Recorded data:
--- Start ---

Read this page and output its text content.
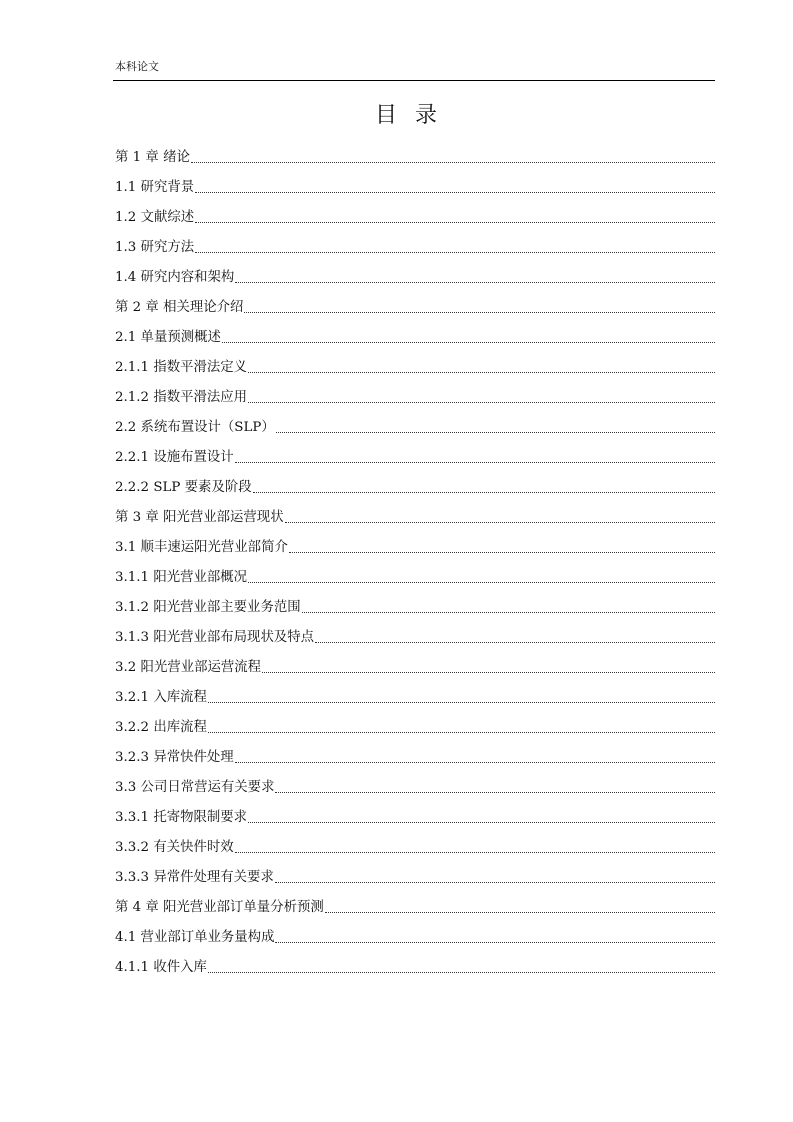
本科论文
目录
第 1 章 绪论
1.1 研究背景
1.2 文献综述
1.3 研究方法
1.4 研究内容和架构
第 2 章 相关理论介绍
2.1 单量预测概述
2.1.1 指数平滑法定义
2.1.2 指数平滑法应用
2.2 系统布置设计（SLP）
2.2.1 设施布置设计
2.2.2 SLP 要素及阶段
第 3 章 阳光营业部运营现状
3.1 顺丰速运阳光营业部简介
3.1.1 阳光营业部概况
3.1.2 阳光营业部主要业务范围
3.1.3 阳光营业部布局现状及特点
3.2 阳光营业部运营流程
3.2.1 入库流程
3.2.2 出库流程
3.2.3 异常快件处理
3.3 公司日常营运有关要求
3.3.1 托寄物限制要求
3.3.2 有关快件时效
3.3.3 异常件处理有关要求
第 4 章 阳光营业部订单量分析预测
4.1 营业部订单业务量构成
4.1.1 收件入库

--- End ---

**Required task**
Transcribe the records above exactly, omitting every picture they contain.

**Exercise output**
Read this page and output its text content.
本科论文
目录
第 1 章 绪论
1.1 研究背景
1.2 文献综述
1.3 研究方法
1.4 研究内容和架构
第 2 章 相关理论介绍
2.1 单量预测概述
2.1.1 指数平滑法定义
2.1.2 指数平滑法应用
2.2 系统布置设计（SLP）
2.2.1 设施布置设计
2.2.2 SLP 要素及阶段
第 3 章 阳光营业部运营现状
3.1 顺丰速运阳光营业部简介
3.1.1 阳光营业部概况
3.1.2 阳光营业部主要业务范围
3.1.3 阳光营业部布局现状及特点
3.2 阳光营业部运营流程
3.2.1 入库流程
3.2.2 出库流程
3.2.3 异常快件处理
3.3 公司日常营运有关要求
3.3.1 托寄物限制要求
3.3.2 有关快件时效
3.3.3 异常件处理有关要求
第 4 章 阳光营业部订单量分析预测
4.1 营业部订单业务量构成
4.1.1 收件入库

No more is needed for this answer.